Check every line below for the word "with" and copy each one that has it.

## Start

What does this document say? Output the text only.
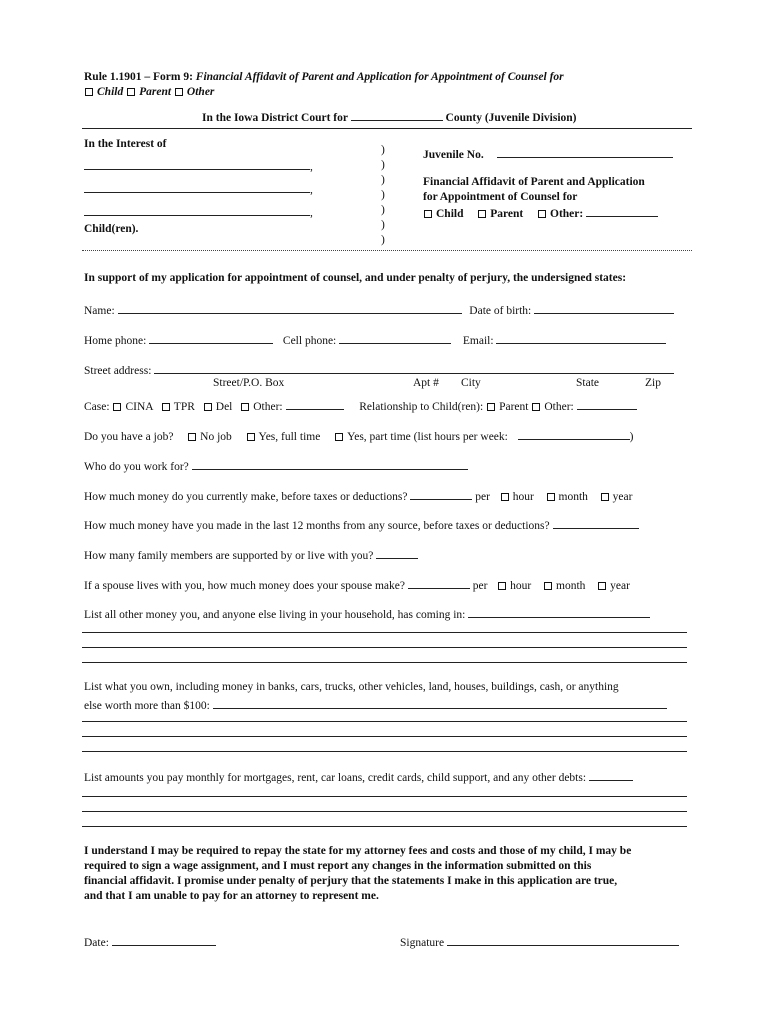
Rule 1.1901 – Form 9: Financial Affidavit of Parent and Application for Appointment of Counsel for
Child Parent Other
In the Iowa District Court for	County (Juvenile Division)
In the Interest of
,
,
,
Child(ren).
)
)
)
)
)
)
)
Juvenile No.
Financial Affidavit of Parent and Application
for Appointment of Counsel for
Child Parent Other:
In support of my application for appointment of counsel, and under penalty of perjury, the undersigned states:
Name:	Date of birth:
Home phone:	Cell phone:	Email:
Street address:
Street/P.O. Box	Apt # City	State	Zip
Case: CINA TPR Del Other:	Relationship to Child(ren): Parent Other:
Do you have a job? No job Yes, full time Yes, part time (list hours per week:	)
Who do you work for?
How much money do you currently make, before taxes or deductions?	per hour month year
How much money have you made in the last 12 months from any source, before taxes or deductions?
How many family members are supported by or live with you?
If a spouse lives with you, how much money does your spouse make?	per hour month year
List all other money you, and anyone else living in your household, has coming in:
List what you own, including money in banks, cars, trucks, other vehicles, land, houses, buildings, cash, or anything
else worth more than $100:
List amounts you pay monthly for mortgages, rent, car loans, credit cards, child support, and any other debts:
I understand I may be required to repay the state for my attorney fees and costs and those of my child, I may be
required to sign a wage assignment, and I must report any changes in the information submitted on this
financial affidavit. I promise under penalty of perjury that the statements I make in this application are true,
and that I am unable to pay for an attorney to represent me.
Date:	Signature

## End

§ **In response**
How many family members are supported by or live with you?
If a spouse lives with you, how much money does your spouse make?	per hour month year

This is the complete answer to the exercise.